- **PROBLEM TO SOLVE**:
Check each line below for the word "since", and copy those that have it.

- **EXERCISE INPUTS**:
============================================================

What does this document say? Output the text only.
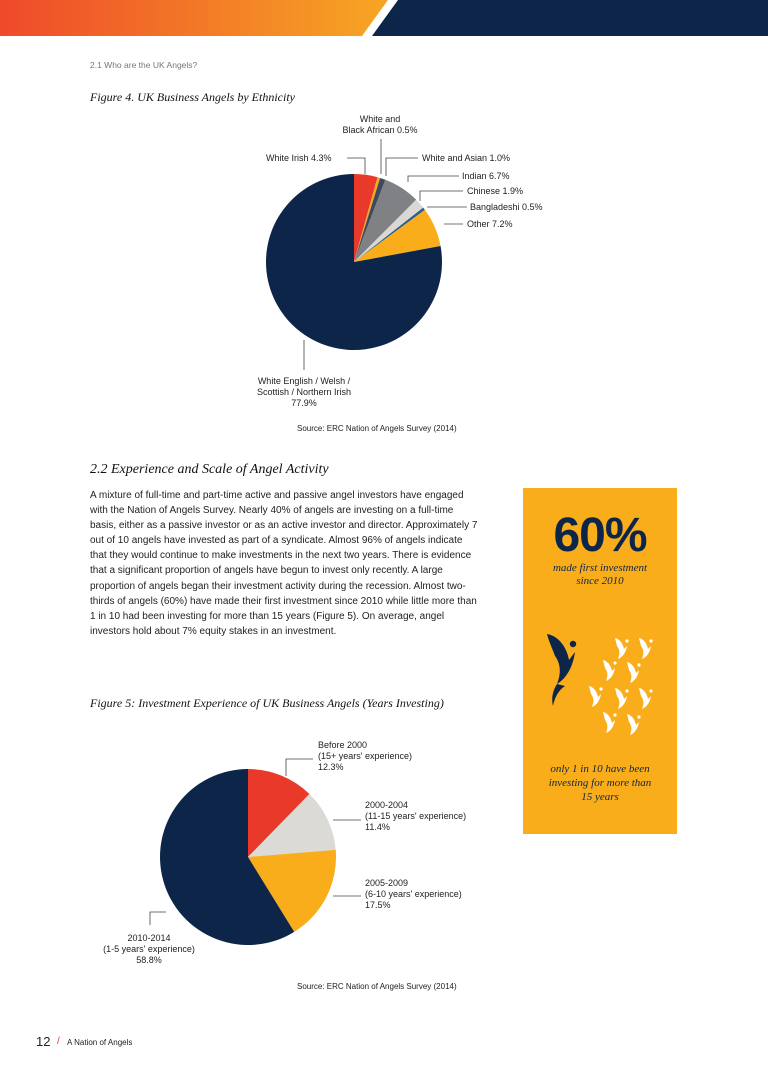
2.1 Who are the UK Angels?
Figure 4. UK Business Angels by Ethnicity
White and
Black African 0.5%
White Irish 4.3%	White and Asian 1.0%
Indian 6.7%
Chinese 1.9%
Bangladeshi 0.5%
Other 7.2%
White English / Welsh /
Scottish / Northern Irish
77.9%
Source: ERC Nation of Angels Survey (2014)
2.2 Experience and Scale of Angel Activity
A mixture of full-time and part-time active and passive angel investors have engaged with the Nation of Angels Survey. Nearly 40% of angels are investing on a full-time basis, either as a passive investor or as an active investor and director. Approximately 7 out of 10 angels have invested as part of a syndicate. Almost 96% of angels indicate that they would continue to make investments in the next two years. There is evidence that a significant proportion of angels have begun to invest only recently. A large proportion of angels began their investment activity during the recession. Almost two-thirds of angels (60%) have made their first investment since 2010 while little more than 1 in 10 had been investing for more than 15 years (Figure 5). On average, angel investors hold about 7% equity stakes in an investment.
60%
made first investment
since 2010
only 1 in 10 have been
investing for more than
15 years
Figure 5: Investment Experience of UK Business Angels (Years Investing)
Before 2000
(15+ years' experience)
12.3%
2000-2004
(11-15 years' experience)
11.4%
2005-2009
(6-10 years' experience)
17.5%
2010-2014
(1-5 years' experience)
58.8%
Source: ERC Nation of Angels Survey (2014)
12 / A Nation of Angels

============================================================

- **ANSWER TO THE PROBLEM**:
A mixture of full-time and part-time active and passive angel investors have engaged with the Nation of Angels Survey. Nearly 40% of angels are investing on a full-time basis, either as a passive investor or as an active investor and director. Approximately 7 out of 10 angels have invested as part of a syndicate. Almost 96% of angels indicate that they would continue to make investments in the next two years. There is evidence that a significant proportion of angels have begun to invest only recently. A large proportion of angels began their investment activity during the recession. Almost two-thirds of angels (60%) have made their first investment since 2010 while little more than 1 in 10 had been investing for more than 15 years (Figure 5). On average, angel investors hold about 7% equity stakes in an investment.
since 2010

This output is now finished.